[WORK TO BE COMPLETED]
Report all lines holding "milk".

_____

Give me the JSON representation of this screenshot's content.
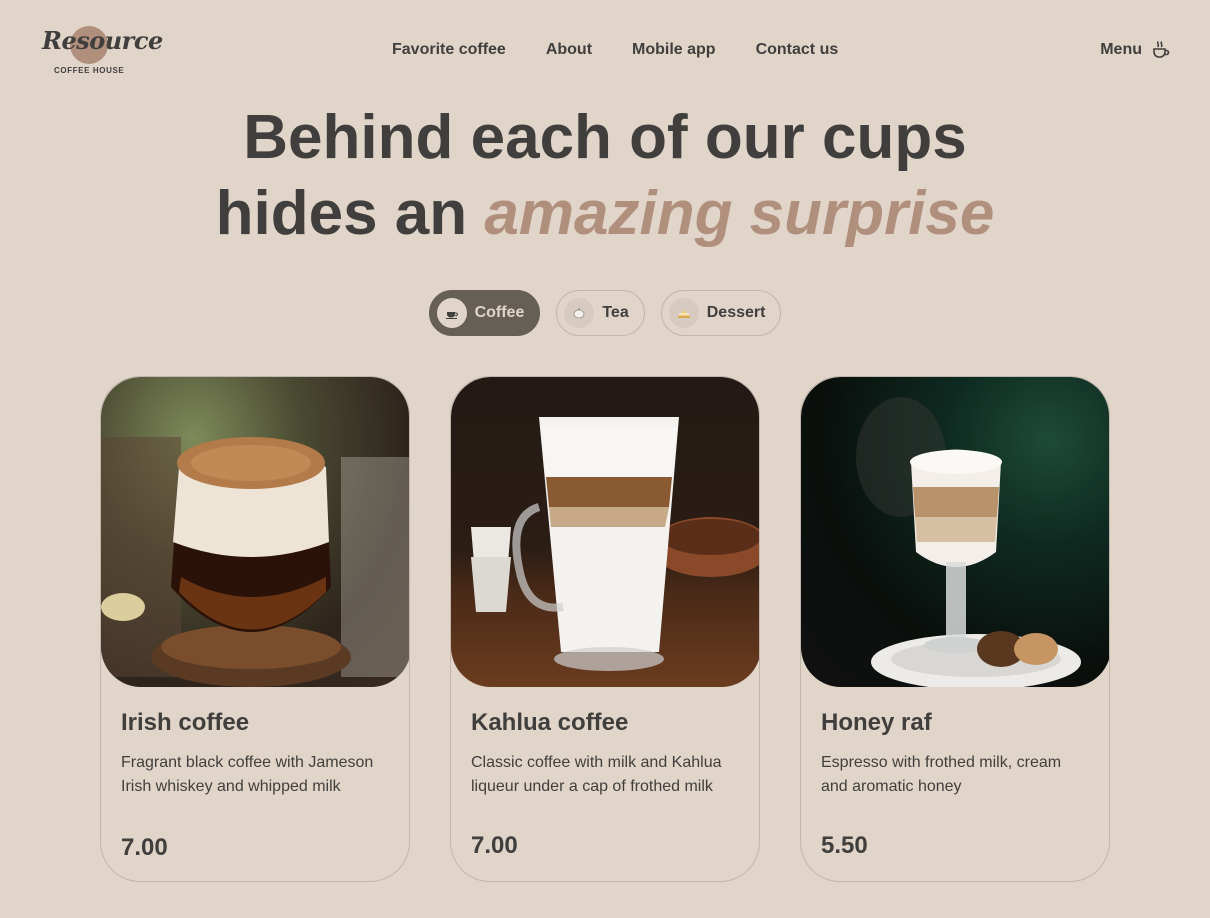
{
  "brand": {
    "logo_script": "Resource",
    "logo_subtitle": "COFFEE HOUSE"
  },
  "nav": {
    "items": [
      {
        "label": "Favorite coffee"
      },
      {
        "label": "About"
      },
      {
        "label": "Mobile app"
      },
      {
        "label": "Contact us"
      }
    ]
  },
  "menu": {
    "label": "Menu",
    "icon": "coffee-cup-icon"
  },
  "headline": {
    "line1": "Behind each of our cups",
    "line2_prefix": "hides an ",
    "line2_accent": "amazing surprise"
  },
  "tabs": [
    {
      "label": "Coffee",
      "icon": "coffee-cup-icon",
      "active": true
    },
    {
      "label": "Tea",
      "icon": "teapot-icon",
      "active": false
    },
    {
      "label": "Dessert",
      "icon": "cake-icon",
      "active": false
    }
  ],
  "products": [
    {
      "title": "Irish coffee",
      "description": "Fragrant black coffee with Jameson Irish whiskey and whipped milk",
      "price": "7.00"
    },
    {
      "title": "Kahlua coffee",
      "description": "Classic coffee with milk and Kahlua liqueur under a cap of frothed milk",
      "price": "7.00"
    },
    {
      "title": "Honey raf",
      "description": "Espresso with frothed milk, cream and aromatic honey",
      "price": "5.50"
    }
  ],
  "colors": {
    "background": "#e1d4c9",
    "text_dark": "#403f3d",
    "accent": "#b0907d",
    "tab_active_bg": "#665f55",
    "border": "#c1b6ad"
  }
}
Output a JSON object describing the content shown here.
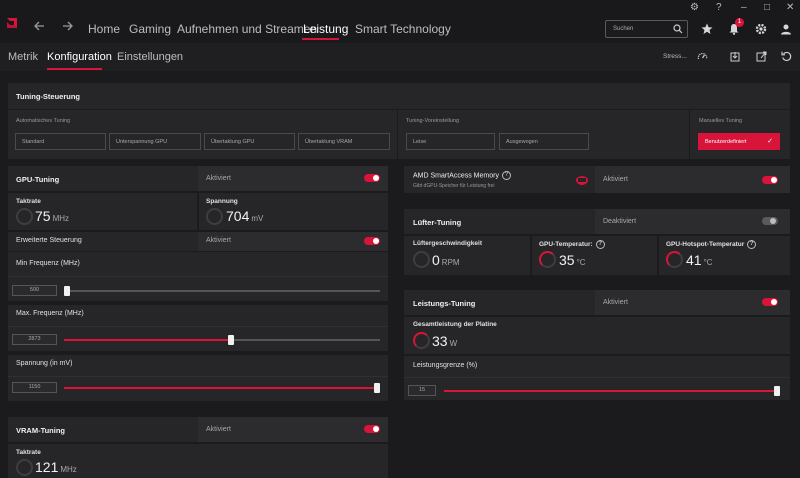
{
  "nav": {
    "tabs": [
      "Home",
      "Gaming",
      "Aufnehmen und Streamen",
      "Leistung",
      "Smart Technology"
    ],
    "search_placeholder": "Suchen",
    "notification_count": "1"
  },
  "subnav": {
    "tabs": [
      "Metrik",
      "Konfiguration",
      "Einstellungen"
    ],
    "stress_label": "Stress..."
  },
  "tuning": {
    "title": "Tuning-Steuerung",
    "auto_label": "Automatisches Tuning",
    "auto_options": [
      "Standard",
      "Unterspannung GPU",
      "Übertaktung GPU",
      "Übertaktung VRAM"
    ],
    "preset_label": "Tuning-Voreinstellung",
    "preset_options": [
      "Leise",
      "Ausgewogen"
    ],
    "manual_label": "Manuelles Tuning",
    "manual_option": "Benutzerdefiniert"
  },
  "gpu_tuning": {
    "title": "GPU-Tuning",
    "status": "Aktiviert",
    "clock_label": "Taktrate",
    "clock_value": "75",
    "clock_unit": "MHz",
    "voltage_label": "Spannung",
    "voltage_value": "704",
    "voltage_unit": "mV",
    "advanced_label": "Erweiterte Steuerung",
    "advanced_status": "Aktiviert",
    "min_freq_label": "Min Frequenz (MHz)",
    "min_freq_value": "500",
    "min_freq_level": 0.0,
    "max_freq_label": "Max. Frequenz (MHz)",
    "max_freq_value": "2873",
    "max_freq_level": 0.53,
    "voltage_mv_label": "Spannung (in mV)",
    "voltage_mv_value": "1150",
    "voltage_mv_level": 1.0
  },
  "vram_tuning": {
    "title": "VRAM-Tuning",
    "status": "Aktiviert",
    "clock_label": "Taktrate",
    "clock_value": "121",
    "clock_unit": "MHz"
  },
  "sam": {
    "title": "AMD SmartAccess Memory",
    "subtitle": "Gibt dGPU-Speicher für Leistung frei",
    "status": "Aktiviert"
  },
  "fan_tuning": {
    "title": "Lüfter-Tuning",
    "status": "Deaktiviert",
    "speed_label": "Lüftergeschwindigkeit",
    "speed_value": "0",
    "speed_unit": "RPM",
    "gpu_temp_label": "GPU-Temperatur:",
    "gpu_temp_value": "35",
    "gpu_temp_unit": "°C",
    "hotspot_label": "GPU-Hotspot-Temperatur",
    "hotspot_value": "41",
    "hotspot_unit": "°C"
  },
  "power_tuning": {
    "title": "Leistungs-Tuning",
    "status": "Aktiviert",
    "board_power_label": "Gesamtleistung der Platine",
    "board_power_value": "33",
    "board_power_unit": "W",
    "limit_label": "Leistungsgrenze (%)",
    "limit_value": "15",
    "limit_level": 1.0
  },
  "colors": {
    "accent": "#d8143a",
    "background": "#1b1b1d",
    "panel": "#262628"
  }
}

_____

[SOLUTION FOR THIS EXERCISE]
      "description": "Fragrant black coffee with Jameson Irish whiskey and whipped milk",
      "description": "Classic coffee with milk and Kahlua liqueur under a cap of frothed milk",
      "description": "Espresso with frothed milk, cream and aromatic honey",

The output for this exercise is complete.